**PROMPT:** Should a line below contain the word "List", report it.

Page layout parsing data
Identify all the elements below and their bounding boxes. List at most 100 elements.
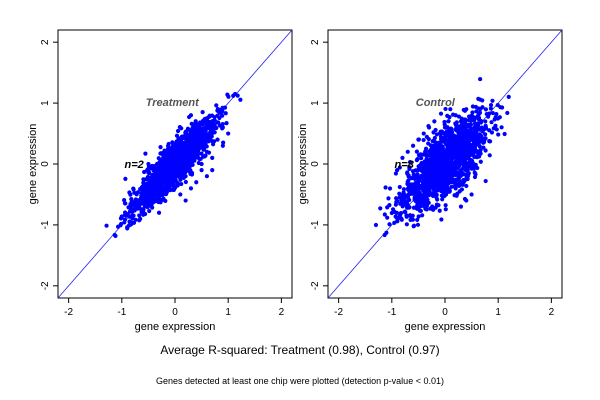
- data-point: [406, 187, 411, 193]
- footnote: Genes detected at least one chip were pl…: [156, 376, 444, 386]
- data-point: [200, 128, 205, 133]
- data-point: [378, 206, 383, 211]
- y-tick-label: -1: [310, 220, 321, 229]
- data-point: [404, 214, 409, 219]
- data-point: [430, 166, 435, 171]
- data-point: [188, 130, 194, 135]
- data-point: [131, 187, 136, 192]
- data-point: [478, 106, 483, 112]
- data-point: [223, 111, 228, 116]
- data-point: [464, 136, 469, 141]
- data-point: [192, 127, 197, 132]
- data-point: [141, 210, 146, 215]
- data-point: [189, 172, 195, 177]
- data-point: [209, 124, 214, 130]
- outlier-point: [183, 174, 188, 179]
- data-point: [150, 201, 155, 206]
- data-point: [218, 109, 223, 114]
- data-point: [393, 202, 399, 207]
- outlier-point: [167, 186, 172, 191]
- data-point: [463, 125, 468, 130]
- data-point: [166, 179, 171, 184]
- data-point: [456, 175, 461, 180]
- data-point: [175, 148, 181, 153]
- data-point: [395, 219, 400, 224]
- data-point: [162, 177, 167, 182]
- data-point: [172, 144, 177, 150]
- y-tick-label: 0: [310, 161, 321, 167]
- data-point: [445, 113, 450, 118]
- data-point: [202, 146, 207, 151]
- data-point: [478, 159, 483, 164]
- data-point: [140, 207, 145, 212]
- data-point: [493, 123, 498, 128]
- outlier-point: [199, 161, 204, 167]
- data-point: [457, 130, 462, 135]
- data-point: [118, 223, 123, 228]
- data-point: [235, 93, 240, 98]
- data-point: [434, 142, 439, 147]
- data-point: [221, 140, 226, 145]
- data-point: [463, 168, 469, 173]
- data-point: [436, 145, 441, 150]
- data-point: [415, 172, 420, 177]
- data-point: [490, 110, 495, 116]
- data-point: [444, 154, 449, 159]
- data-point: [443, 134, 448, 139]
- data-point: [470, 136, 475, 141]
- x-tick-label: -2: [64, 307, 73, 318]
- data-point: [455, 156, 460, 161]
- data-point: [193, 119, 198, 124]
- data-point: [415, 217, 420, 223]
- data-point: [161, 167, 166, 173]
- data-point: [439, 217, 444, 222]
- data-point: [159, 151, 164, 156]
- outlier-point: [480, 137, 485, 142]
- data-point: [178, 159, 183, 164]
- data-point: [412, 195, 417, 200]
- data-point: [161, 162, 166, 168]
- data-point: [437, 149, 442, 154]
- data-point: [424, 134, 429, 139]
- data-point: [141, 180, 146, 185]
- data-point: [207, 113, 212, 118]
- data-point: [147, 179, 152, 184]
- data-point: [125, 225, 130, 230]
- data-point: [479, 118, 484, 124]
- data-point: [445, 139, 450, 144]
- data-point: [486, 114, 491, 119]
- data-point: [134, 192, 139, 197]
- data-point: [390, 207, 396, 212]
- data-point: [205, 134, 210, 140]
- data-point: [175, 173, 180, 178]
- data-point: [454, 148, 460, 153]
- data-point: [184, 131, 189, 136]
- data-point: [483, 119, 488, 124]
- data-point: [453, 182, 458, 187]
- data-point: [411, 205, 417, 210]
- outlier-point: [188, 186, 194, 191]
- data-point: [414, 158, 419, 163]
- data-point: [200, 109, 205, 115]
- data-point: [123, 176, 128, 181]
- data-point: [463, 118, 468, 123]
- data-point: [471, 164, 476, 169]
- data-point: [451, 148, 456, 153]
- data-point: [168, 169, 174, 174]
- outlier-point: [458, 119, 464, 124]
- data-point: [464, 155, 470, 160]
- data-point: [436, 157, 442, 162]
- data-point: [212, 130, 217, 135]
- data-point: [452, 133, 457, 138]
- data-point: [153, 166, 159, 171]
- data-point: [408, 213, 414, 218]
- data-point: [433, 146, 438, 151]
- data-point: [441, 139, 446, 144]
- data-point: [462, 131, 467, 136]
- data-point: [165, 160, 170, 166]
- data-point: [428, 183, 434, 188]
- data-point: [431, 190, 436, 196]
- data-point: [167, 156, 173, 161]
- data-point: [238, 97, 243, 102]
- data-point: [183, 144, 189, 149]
==
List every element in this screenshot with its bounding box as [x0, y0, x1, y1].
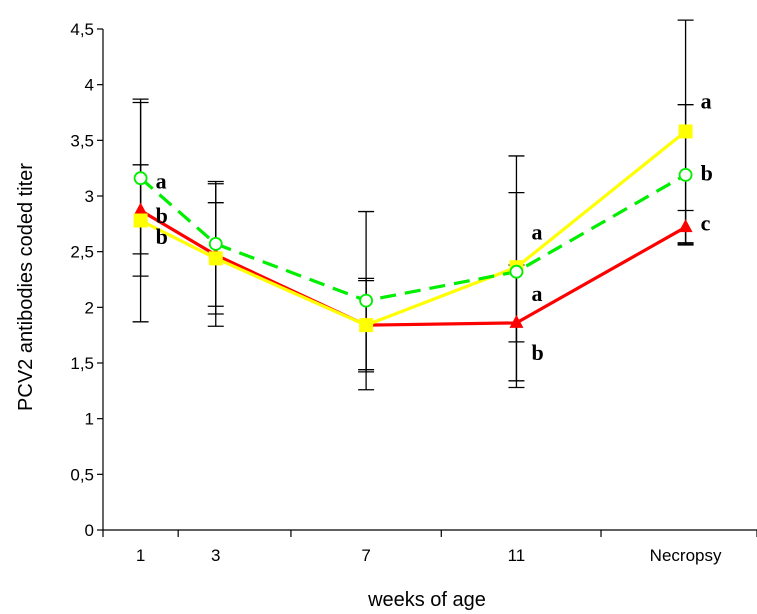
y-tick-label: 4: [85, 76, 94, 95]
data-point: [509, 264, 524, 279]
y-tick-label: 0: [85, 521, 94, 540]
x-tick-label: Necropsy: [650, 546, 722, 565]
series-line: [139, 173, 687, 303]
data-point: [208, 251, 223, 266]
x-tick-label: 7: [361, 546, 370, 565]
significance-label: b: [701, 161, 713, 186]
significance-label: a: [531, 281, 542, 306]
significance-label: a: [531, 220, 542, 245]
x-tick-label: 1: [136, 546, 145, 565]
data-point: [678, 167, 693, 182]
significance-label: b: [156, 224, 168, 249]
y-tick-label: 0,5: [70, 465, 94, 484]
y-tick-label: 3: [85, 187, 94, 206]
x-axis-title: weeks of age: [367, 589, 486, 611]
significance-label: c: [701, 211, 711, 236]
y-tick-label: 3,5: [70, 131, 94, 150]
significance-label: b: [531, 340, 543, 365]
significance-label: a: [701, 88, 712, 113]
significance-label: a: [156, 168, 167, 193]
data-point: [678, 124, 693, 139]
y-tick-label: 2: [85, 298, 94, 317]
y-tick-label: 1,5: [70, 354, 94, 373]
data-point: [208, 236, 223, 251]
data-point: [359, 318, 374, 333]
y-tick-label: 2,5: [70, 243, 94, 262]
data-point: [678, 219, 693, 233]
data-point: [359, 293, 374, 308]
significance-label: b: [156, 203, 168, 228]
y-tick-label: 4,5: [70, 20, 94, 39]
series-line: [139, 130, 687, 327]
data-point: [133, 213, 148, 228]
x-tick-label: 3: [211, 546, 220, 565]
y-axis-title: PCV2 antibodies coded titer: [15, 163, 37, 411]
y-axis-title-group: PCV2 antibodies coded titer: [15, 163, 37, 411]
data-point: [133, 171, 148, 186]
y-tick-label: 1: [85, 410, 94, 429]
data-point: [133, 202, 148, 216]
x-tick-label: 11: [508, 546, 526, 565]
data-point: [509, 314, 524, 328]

**YOUR RESPONSE:**
Identify all the elements below and their bounding boxes. List at most 100 elements.
List every element in this screenshot with its bounding box as [x0, y0, x1, y1].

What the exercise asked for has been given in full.